■ PROVIDED MATERIAL
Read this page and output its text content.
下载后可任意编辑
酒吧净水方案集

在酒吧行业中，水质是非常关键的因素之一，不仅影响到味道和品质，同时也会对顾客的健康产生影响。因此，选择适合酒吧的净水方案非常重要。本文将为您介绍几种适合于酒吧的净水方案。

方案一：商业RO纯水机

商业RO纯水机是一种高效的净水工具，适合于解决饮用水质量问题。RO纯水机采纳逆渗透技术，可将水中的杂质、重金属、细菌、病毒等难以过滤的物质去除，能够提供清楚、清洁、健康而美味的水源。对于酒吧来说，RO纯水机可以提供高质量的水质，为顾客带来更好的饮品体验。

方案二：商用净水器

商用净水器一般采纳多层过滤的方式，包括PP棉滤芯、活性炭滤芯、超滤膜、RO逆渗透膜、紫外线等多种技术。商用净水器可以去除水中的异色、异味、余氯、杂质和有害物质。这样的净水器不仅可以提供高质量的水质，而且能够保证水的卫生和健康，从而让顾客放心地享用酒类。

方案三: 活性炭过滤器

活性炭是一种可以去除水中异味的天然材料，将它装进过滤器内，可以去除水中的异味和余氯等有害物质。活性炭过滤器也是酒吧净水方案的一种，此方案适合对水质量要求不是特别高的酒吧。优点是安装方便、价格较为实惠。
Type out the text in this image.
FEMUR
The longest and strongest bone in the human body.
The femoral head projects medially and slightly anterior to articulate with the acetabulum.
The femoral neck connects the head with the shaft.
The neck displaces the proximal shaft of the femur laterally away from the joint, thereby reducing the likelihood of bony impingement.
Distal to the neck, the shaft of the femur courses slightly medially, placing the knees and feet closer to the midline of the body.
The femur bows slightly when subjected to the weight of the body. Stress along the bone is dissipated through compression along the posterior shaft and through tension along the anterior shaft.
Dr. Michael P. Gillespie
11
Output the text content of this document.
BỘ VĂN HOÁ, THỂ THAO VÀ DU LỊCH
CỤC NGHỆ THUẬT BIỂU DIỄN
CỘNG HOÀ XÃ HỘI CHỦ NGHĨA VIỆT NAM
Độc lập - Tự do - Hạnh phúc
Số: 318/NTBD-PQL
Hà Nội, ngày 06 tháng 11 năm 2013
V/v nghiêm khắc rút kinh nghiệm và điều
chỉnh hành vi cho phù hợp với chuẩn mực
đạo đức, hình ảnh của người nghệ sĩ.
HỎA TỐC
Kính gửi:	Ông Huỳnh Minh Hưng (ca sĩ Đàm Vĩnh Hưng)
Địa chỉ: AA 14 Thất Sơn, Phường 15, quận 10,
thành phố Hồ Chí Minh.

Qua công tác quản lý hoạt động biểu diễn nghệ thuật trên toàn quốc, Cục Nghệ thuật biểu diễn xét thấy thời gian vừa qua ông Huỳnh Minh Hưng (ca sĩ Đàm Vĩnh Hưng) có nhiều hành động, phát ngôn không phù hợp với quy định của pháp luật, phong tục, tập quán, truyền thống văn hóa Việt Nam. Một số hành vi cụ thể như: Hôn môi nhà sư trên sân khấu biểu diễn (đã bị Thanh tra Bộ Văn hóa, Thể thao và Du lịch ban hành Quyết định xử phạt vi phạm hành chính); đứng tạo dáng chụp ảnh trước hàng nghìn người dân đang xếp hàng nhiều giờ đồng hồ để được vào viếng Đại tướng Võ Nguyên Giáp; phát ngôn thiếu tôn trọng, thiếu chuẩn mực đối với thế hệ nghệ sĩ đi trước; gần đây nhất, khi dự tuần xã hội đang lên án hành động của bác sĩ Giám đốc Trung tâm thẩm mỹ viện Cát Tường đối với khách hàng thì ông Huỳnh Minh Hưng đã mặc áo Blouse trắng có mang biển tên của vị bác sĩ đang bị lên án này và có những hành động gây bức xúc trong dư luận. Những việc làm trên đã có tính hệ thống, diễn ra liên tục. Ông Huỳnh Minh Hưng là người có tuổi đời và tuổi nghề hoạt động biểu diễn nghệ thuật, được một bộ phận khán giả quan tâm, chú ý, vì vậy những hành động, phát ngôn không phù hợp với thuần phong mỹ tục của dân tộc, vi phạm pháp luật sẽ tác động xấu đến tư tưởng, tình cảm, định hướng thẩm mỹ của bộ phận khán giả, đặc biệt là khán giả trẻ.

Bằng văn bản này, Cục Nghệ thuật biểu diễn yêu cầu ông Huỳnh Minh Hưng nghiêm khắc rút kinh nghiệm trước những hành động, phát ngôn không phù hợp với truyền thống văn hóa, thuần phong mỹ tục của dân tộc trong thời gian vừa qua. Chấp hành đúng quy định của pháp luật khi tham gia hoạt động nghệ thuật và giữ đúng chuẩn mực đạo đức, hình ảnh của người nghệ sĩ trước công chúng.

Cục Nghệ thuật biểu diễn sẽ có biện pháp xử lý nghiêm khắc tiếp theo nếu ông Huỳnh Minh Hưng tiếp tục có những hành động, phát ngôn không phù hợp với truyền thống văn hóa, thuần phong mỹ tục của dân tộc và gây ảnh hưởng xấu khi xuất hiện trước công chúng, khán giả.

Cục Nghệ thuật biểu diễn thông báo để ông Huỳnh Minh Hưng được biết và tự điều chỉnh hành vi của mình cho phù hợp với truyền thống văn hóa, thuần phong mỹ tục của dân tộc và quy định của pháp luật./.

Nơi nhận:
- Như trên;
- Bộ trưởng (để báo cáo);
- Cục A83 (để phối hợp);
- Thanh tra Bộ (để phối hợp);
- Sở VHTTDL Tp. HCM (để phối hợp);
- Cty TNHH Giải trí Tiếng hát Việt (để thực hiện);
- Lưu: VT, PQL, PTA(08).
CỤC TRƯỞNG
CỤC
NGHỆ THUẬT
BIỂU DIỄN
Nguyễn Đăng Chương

■ TASK DESCRIPTION
Send back every record, precisely as written.

■ EXERCISE ANSWER
Read this page and output its text content.
下载后可任意编辑
酒吧净水方案集

在酒吧行业中，水质是非常关键的因素之一，不仅影响到味道和品质，同时也会对顾客的健康产生影响。因此，选择适合酒吧的净水方案非常重要。本文将为您介绍几种适合于酒吧的净水方案。

方案一：商业RO纯水机

商业RO纯水机是一种高效的净水工具，适合于解决饮用水质量问题。RO纯水机采纳逆渗透技术，可将水中的杂质、重金属、细菌、病毒等难以过滤的物质去除，能够提供清楚、清洁、健康而美味的水源。对于酒吧来说，RO纯水机可以提供高质量的水质，为顾客带来更好的饮品体验。

方案二：商用净水器

商用净水器一般采纳多层过滤的方式，包括PP棉滤芯、活性炭滤芯、超滤膜、RO逆渗透膜、紫外线等多种技术。商用净水器可以去除水中的异色、异味、余氯、杂质和有害物质。这样的净水器不仅可以提供高质量的水质，而且能够保证水的卫生和健康，从而让顾客放心地享用酒类。

方案三: 活性炭过滤器

活性炭是一种可以去除水中异味的天然材料，将它装进过滤器内，可以去除水中的异味和余氯等有害物质。活性炭过滤器也是酒吧净水方案的一种，此方案适合对水质量要求不是特别高的酒吧。优点是安装方便、价格较为实惠。
Type out the text in this image.
FEMUR
The longest and strongest bone in the human body.
The femoral head projects medially and slightly anterior to articulate with the acetabulum.
The femoral neck connects the head with the shaft.
The neck displaces the proximal shaft of the femur laterally away from the joint, thereby reducing the likelihood of bony impingement.
Distal to the neck, the shaft of the femur courses slightly medially, placing the knees and feet closer to the midline of the body.
The femur bows slightly when subjected to the weight of the body. Stress along the bone is dissipated through compression along the posterior shaft and through tension along the anterior shaft.
Dr. Michael P. Gillespie
11
Output the text content of this document.
BỘ VĂN HOÁ, THỂ THAO VÀ DU LỊCH
CỤC NGHỆ THUẬT BIỂU DIỄN
CỘNG HOÀ XÃ HỘI CHỦ NGHĨA VIỆT NAM
Độc lập - Tự do - Hạnh phúc
Số: 318/NTBD-PQL
Hà Nội, ngày 06 tháng 11 năm 2013
V/v nghiêm khắc rút kinh nghiệm và điều
chỉnh hành vi cho phù hợp với chuẩn mực
đạo đức, hình ảnh của người nghệ sĩ.
HỎA TỐC
Kính gửi:	Ông Huỳnh Minh Hưng (ca sĩ Đàm Vĩnh Hưng)
Địa chỉ: AA 14 Thất Sơn, Phường 15, quận 10,
thành phố Hồ Chí Minh.

Qua công tác quản lý hoạt động biểu diễn nghệ thuật trên toàn quốc, Cục Nghệ thuật biểu diễn xét thấy thời gian vừa qua ông Huỳnh Minh Hưng (ca sĩ Đàm Vĩnh Hưng) có nhiều hành động, phát ngôn không phù hợp với quy định của pháp luật, phong tục, tập quán, truyền thống văn hóa Việt Nam. Một số hành vi cụ thể như: Hôn môi nhà sư trên sân khấu biểu diễn (đã bị Thanh tra Bộ Văn hóa, Thể thao và Du lịch ban hành Quyết định xử phạt vi phạm hành chính); đứng tạo dáng chụp ảnh trước hàng nghìn người dân đang xếp hàng nhiều giờ đồng hồ để được vào viếng Đại tướng Võ Nguyên Giáp; phát ngôn thiếu tôn trọng, thiếu chuẩn mực đối với thế hệ nghệ sĩ đi trước; gần đây nhất, khi dự tuần xã hội đang lên án hành động của bác sĩ Giám đốc Trung tâm thẩm mỹ viện Cát Tường đối với khách hàng thì ông Huỳnh Minh Hưng đã mặc áo Blouse trắng có mang biển tên của vị bác sĩ đang bị lên án này và có những hành động gây bức xúc trong dư luận. Những việc làm trên đã có tính hệ thống, diễn ra liên tục. Ông Huỳnh Minh Hưng là người có tuổi đời và tuổi nghề hoạt động biểu diễn nghệ thuật, được một bộ phận khán giả quan tâm, chú ý, vì vậy những hành động, phát ngôn không phù hợp với thuần phong mỹ tục của dân tộc, vi phạm pháp luật sẽ tác động xấu đến tư tưởng, tình cảm, định hướng thẩm mỹ của bộ phận khán giả, đặc biệt là khán giả trẻ.

Bằng văn bản này, Cục Nghệ thuật biểu diễn yêu cầu ông Huỳnh Minh Hưng nghiêm khắc rút kinh nghiệm trước những hành động, phát ngôn không phù hợp với truyền thống văn hóa, thuần phong mỹ tục của dân tộc trong thời gian vừa qua. Chấp hành đúng quy định của pháp luật khi tham gia hoạt động nghệ thuật và giữ đúng chuẩn mực đạo đức, hình ảnh của người nghệ sĩ trước công chúng.

Cục Nghệ thuật biểu diễn sẽ có biện pháp xử lý nghiêm khắc tiếp theo nếu ông Huỳnh Minh Hưng tiếp tục có những hành động, phát ngôn không phù hợp với truyền thống văn hóa, thuần phong mỹ tục của dân tộc và gây ảnh hưởng xấu khi xuất hiện trước công chúng, khán giả.

Cục Nghệ thuật biểu diễn thông báo để ông Huỳnh Minh Hưng được biết và tự điều chỉnh hành vi của mình cho phù hợp với truyền thống văn hóa, thuần phong mỹ tục của dân tộc và quy định của pháp luật./.

Nơi nhận:
- Như trên;
- Bộ trưởng (để báo cáo);
- Cục A83 (để phối hợp);
- Thanh tra Bộ (để phối hợp);
- Sở VHTTDL Tp. HCM (để phối hợp);
- Cty TNHH Giải trí Tiếng hát Việt (để thực hiện);
- Lưu: VT, PQL, PTA(08).
CỤC TRƯỞNG
CỤC
NGHỆ THUẬT
BIỂU DIỄN
Nguyễn Đăng Chương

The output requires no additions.